Scan each line of the records for the word "message" and extract the ones that have it.

Records from a collection
══════

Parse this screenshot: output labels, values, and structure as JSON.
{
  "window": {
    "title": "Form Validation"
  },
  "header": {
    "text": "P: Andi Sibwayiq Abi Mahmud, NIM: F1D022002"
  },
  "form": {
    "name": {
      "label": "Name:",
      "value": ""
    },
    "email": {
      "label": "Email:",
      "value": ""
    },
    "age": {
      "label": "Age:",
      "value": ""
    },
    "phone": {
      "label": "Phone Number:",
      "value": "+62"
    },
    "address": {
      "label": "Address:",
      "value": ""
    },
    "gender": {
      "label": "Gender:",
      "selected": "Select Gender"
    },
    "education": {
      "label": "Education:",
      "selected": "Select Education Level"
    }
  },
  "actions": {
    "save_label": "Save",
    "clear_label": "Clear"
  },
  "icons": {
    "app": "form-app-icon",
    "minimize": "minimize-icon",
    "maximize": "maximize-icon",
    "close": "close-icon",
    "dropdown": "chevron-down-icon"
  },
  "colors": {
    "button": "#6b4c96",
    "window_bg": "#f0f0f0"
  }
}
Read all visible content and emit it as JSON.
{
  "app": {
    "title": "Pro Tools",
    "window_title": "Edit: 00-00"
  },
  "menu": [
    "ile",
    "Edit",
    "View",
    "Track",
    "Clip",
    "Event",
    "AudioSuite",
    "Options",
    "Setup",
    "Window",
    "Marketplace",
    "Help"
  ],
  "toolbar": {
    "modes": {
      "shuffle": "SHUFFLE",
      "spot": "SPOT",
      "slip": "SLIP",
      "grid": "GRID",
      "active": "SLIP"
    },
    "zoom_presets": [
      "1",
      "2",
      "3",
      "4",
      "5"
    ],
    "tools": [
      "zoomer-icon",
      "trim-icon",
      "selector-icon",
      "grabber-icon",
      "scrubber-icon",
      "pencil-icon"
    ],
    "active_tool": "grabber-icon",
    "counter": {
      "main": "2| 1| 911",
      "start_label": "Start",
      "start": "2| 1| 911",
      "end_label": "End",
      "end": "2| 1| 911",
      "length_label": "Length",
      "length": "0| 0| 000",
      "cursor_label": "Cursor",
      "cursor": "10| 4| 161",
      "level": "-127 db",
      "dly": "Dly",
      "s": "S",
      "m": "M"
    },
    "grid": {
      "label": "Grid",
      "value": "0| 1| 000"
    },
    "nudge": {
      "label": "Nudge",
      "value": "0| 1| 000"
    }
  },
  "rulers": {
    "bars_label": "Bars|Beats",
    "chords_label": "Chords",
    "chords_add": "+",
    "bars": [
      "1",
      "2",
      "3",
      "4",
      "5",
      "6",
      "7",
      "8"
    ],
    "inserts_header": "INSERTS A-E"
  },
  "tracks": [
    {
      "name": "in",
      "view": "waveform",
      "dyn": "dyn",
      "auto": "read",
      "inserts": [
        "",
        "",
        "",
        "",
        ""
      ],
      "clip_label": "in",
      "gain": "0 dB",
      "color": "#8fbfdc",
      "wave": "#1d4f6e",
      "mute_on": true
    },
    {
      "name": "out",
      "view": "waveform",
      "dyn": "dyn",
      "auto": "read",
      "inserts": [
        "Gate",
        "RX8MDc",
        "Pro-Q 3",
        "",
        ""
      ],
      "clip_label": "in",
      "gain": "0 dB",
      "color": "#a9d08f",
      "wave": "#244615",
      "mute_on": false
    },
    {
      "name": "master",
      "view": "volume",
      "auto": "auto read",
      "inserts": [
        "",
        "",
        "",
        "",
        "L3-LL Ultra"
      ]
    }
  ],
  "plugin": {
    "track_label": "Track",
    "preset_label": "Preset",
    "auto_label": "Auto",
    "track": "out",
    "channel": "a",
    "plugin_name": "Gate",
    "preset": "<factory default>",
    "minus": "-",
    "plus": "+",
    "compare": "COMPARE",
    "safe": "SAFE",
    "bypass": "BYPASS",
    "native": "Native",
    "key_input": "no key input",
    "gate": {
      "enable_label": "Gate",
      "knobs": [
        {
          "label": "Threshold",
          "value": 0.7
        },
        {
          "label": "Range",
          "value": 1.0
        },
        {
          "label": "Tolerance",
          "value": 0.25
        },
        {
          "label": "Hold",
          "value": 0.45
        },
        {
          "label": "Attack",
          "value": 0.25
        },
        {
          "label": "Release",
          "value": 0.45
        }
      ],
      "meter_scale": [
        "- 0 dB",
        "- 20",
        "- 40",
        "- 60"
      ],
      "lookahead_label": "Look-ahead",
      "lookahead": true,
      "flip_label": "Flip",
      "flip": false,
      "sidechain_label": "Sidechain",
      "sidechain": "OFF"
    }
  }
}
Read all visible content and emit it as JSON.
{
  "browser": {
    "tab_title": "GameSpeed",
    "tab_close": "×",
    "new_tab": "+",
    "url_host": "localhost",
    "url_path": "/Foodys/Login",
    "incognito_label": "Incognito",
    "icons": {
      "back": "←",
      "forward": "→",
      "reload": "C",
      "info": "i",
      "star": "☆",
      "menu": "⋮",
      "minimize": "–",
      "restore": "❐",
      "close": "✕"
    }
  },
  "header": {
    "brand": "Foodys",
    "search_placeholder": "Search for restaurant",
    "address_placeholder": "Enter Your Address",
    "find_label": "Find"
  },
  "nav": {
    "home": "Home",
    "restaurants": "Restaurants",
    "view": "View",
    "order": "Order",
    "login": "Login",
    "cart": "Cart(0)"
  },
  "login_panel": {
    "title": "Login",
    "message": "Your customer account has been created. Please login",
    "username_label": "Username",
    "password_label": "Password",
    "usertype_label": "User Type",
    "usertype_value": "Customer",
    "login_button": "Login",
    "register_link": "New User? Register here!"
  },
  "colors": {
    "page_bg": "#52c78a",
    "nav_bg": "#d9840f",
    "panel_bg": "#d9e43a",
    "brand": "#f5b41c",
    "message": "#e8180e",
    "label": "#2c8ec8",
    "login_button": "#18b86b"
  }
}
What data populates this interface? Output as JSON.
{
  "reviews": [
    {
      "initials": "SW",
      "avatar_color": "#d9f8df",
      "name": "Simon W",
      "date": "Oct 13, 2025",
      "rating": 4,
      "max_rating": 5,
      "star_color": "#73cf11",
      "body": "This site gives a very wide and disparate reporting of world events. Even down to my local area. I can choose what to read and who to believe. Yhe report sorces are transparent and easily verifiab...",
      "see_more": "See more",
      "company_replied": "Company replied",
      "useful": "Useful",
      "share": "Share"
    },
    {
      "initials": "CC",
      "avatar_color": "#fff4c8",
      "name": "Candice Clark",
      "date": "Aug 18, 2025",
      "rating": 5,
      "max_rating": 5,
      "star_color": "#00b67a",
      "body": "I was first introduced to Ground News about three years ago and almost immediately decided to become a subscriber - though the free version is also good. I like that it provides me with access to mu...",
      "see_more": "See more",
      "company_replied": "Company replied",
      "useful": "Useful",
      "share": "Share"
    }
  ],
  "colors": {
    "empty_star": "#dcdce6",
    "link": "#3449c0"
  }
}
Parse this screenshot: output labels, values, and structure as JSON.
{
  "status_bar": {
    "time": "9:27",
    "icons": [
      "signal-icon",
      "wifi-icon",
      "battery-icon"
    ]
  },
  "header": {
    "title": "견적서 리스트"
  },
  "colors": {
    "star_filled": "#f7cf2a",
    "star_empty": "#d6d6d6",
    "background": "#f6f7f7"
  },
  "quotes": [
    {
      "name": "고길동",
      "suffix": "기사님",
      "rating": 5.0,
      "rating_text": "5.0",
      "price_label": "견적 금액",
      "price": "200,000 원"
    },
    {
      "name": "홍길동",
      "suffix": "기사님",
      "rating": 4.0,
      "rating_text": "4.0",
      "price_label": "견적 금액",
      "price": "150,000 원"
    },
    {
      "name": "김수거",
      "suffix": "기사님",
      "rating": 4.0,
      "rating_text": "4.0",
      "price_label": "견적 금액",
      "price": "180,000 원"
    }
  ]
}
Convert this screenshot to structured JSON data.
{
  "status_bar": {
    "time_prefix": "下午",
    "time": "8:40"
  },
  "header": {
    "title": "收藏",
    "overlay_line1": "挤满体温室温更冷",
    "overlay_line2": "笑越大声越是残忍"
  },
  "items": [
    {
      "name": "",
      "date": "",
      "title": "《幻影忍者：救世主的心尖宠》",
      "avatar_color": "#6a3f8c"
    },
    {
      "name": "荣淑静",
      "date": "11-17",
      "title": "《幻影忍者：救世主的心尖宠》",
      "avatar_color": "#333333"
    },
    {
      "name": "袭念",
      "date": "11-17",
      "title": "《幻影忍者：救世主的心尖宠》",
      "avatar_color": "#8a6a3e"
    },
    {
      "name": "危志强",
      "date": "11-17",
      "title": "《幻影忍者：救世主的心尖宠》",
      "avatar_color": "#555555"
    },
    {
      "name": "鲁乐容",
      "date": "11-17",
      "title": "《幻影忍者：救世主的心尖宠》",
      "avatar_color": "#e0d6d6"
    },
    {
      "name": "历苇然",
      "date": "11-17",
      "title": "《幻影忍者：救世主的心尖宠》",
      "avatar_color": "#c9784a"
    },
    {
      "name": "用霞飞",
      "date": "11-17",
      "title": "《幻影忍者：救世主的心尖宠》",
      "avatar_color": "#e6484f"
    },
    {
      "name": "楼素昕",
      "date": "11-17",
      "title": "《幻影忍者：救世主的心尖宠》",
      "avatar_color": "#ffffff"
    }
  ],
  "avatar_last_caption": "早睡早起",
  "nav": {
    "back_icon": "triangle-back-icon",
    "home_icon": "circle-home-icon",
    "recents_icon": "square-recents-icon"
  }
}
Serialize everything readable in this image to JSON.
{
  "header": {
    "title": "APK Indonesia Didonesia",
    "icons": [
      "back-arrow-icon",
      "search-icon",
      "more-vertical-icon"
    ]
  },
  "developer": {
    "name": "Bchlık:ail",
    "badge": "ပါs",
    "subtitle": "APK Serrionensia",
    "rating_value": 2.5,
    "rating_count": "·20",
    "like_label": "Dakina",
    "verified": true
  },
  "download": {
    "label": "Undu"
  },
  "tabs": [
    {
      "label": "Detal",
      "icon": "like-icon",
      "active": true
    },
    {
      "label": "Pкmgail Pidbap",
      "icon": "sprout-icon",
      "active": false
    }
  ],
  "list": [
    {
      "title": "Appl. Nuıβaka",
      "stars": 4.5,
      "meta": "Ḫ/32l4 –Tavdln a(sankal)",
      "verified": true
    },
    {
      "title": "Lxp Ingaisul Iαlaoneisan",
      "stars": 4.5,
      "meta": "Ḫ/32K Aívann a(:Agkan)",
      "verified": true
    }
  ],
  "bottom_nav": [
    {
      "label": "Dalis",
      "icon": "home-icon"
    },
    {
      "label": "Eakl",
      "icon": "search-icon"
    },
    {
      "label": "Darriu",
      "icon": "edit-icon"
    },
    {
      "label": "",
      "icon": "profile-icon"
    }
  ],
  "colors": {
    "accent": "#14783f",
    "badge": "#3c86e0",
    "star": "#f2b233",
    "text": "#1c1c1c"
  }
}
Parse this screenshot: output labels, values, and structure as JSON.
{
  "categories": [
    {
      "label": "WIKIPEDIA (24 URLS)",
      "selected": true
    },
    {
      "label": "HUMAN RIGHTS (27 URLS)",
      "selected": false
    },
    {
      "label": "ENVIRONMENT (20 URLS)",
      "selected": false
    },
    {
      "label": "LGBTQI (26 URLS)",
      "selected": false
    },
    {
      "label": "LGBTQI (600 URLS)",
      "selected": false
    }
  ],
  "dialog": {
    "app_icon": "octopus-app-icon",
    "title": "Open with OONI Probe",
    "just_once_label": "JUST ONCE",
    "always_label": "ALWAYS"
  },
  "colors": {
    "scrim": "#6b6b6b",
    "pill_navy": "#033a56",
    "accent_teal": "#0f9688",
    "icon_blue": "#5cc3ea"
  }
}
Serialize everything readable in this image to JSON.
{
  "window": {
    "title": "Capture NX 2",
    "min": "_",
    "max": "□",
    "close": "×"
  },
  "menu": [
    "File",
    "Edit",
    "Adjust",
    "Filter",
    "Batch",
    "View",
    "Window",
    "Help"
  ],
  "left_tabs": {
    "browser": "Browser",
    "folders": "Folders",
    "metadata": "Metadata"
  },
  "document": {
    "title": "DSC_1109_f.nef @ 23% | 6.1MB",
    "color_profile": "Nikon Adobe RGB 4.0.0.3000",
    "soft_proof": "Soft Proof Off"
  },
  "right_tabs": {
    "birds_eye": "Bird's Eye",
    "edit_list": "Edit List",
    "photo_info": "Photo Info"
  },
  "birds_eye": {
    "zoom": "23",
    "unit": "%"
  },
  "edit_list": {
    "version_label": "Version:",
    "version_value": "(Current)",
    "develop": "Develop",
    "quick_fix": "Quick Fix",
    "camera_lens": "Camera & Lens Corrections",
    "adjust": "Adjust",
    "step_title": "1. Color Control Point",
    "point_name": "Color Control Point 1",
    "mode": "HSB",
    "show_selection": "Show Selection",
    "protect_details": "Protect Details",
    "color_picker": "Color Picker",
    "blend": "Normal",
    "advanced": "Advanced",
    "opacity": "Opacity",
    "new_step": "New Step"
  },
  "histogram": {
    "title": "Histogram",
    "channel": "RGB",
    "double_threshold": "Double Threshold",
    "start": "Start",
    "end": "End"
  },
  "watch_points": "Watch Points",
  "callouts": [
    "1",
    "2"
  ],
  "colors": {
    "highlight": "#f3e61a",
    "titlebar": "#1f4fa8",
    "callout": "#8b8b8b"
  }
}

══════

» **RESULT BELOW**
    "message": "Your customer account has been created. Please login",
    "message": "#e8180e",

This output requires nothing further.